» **REQUIREMENTS**
Work out how many lines include "Program" and answer with that number only.

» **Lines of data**

· · ·

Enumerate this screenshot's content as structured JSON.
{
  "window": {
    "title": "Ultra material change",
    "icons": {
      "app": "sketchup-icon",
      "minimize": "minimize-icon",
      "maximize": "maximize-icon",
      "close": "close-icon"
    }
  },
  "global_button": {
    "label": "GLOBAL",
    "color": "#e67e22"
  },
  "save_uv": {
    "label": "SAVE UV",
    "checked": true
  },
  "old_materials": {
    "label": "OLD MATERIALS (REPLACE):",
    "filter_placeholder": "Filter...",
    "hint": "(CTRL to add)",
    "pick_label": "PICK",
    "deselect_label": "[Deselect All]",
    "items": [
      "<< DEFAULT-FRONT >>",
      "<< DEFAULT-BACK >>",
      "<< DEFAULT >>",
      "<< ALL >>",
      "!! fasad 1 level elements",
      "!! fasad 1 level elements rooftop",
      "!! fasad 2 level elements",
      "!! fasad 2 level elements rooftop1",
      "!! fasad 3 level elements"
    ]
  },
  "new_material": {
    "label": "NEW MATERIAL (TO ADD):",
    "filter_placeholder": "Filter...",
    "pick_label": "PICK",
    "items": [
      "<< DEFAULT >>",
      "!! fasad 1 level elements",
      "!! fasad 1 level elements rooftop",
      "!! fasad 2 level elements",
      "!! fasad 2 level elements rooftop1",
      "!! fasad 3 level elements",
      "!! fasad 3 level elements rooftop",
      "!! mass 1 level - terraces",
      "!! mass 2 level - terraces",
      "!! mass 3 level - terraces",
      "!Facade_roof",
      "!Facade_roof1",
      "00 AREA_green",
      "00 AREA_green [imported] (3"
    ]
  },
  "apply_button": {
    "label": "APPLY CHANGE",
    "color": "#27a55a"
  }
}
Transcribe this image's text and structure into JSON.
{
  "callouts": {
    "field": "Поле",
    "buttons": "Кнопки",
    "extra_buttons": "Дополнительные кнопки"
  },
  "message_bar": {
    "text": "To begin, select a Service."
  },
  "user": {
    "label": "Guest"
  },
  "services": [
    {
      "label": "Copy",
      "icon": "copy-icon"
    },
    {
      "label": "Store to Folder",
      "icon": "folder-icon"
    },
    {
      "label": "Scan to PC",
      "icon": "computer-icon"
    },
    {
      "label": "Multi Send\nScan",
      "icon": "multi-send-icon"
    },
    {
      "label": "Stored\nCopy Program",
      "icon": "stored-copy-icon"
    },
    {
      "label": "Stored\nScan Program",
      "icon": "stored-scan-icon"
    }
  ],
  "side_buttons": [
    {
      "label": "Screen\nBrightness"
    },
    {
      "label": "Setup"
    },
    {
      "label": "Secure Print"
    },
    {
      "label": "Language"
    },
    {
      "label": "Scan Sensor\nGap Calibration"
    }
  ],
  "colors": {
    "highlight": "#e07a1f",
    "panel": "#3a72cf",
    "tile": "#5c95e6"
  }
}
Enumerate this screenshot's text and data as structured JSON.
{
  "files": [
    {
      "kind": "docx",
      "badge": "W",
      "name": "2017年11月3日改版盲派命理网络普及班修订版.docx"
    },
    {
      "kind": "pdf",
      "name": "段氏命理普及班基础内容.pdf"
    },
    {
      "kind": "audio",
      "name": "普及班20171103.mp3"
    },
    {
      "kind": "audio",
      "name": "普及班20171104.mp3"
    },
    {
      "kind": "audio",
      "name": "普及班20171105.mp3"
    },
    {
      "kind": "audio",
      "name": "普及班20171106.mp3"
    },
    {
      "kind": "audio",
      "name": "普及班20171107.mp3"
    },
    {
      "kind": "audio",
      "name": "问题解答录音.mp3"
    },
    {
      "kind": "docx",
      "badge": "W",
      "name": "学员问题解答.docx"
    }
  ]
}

· · ·

» **EXERCISE RESPONSE**
2